Task objective: Keep only the lines of the listing that include the word "text", and copy them.

Source data:

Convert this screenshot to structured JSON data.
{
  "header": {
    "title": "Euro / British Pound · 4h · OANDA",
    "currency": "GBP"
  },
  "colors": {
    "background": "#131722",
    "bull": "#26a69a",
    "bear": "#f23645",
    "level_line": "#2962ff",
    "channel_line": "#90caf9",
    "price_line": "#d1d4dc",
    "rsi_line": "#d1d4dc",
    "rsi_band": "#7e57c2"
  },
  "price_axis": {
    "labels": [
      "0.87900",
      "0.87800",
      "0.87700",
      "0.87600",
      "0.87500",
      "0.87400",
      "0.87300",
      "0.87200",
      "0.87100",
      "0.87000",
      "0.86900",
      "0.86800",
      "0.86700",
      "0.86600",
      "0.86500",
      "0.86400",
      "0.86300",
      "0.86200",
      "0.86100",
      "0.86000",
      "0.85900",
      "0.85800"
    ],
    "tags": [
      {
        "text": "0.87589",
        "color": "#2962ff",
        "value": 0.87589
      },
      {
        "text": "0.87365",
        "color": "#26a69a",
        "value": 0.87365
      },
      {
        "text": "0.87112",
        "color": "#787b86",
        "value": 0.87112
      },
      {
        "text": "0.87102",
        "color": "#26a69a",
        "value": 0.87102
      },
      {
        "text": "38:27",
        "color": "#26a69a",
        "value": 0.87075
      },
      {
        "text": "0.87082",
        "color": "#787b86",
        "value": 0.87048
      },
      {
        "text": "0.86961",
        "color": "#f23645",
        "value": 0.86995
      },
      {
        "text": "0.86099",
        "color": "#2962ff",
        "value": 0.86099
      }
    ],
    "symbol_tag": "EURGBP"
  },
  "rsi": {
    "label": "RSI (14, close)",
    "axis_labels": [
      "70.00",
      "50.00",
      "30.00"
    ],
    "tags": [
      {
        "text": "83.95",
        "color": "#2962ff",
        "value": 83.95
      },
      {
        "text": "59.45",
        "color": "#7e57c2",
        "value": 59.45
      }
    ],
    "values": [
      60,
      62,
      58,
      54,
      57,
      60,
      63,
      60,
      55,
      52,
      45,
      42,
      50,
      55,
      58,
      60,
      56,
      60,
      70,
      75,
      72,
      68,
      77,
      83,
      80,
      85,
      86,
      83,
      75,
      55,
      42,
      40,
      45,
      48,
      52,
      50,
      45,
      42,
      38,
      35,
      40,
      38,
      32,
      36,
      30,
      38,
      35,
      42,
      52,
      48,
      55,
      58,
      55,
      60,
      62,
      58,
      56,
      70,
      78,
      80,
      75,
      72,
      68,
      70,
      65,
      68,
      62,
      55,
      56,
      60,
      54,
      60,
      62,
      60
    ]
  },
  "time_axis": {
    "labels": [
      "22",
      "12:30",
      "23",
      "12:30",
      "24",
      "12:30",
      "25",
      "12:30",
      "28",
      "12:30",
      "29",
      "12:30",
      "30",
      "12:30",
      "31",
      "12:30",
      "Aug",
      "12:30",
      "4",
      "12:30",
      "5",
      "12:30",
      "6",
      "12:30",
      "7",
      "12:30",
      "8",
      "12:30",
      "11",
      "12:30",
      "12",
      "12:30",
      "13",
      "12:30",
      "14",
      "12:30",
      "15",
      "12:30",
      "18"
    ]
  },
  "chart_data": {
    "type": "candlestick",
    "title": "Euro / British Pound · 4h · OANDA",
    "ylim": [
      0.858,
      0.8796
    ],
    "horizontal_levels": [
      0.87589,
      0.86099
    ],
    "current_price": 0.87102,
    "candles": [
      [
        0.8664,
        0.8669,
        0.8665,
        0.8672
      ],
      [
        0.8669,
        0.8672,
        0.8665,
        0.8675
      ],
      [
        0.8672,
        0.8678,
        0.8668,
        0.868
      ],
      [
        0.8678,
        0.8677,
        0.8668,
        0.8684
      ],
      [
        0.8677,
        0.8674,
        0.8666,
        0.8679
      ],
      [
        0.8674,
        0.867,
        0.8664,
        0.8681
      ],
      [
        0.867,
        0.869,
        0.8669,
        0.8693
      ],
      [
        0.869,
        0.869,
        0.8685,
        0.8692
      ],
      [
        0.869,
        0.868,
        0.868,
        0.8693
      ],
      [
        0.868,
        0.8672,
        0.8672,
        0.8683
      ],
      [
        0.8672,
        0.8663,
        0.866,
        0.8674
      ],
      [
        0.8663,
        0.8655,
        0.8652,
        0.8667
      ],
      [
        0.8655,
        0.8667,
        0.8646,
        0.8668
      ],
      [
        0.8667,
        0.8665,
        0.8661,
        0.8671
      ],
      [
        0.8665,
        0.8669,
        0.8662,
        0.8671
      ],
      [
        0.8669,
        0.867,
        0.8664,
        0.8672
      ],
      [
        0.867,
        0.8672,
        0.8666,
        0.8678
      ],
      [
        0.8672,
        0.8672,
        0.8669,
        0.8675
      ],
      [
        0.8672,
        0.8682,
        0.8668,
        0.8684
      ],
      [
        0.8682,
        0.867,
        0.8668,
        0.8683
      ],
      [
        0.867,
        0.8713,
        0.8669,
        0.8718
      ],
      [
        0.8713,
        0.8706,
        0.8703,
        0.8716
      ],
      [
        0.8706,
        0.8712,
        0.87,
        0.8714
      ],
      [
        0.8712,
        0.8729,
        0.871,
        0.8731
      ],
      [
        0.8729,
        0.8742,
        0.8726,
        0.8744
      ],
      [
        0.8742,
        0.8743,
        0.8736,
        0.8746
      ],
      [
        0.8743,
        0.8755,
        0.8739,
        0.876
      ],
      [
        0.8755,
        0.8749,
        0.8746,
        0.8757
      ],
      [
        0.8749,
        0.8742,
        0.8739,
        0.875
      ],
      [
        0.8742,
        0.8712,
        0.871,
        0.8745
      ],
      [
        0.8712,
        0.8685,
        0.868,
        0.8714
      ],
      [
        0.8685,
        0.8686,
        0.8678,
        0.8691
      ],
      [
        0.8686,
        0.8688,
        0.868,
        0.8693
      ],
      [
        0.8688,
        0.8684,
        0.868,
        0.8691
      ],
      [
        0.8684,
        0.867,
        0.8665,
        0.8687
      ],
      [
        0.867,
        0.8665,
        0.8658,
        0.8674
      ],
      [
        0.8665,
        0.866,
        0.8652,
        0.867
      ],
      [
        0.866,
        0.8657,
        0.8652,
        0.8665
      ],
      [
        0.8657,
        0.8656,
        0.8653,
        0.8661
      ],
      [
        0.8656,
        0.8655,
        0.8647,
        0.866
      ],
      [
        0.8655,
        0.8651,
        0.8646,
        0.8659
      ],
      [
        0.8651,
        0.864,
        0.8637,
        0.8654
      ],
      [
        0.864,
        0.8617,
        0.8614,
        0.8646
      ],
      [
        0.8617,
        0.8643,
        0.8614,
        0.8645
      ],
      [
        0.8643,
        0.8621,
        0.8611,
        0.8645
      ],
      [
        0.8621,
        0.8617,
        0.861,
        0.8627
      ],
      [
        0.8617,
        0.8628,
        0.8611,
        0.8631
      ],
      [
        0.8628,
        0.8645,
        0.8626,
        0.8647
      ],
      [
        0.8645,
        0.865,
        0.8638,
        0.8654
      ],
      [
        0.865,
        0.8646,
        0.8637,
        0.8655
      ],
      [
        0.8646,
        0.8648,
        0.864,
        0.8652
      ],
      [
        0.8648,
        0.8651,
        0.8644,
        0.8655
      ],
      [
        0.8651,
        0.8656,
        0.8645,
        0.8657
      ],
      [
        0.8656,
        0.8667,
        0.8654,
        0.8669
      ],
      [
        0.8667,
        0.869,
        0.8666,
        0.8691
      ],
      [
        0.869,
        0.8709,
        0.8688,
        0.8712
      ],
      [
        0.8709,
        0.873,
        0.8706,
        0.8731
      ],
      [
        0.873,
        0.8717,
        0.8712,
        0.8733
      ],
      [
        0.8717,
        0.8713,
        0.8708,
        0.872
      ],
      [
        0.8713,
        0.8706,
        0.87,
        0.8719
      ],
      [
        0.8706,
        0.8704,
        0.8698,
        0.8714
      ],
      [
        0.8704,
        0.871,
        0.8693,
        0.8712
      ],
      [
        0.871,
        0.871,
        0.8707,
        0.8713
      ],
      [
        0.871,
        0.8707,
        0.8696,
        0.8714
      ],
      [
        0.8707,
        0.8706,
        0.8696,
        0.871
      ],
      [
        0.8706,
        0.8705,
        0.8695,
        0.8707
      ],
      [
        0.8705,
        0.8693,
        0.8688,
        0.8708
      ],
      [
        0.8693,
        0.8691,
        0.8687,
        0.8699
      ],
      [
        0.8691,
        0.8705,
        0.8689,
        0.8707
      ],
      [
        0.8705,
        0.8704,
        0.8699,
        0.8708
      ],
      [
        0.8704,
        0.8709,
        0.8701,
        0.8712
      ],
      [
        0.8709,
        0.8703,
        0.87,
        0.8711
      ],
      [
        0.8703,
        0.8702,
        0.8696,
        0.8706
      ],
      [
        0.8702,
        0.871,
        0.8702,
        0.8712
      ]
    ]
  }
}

Solution below:
        "text": "0.87589",
        "text": "0.87365",
        "text": "0.87112",
        "text": "0.87102",
        "text": "38:27",
        "text": "0.87082",
        "text": "0.86961",
        "text": "0.86099",
        "text": "83.95",
        "text": "59.45",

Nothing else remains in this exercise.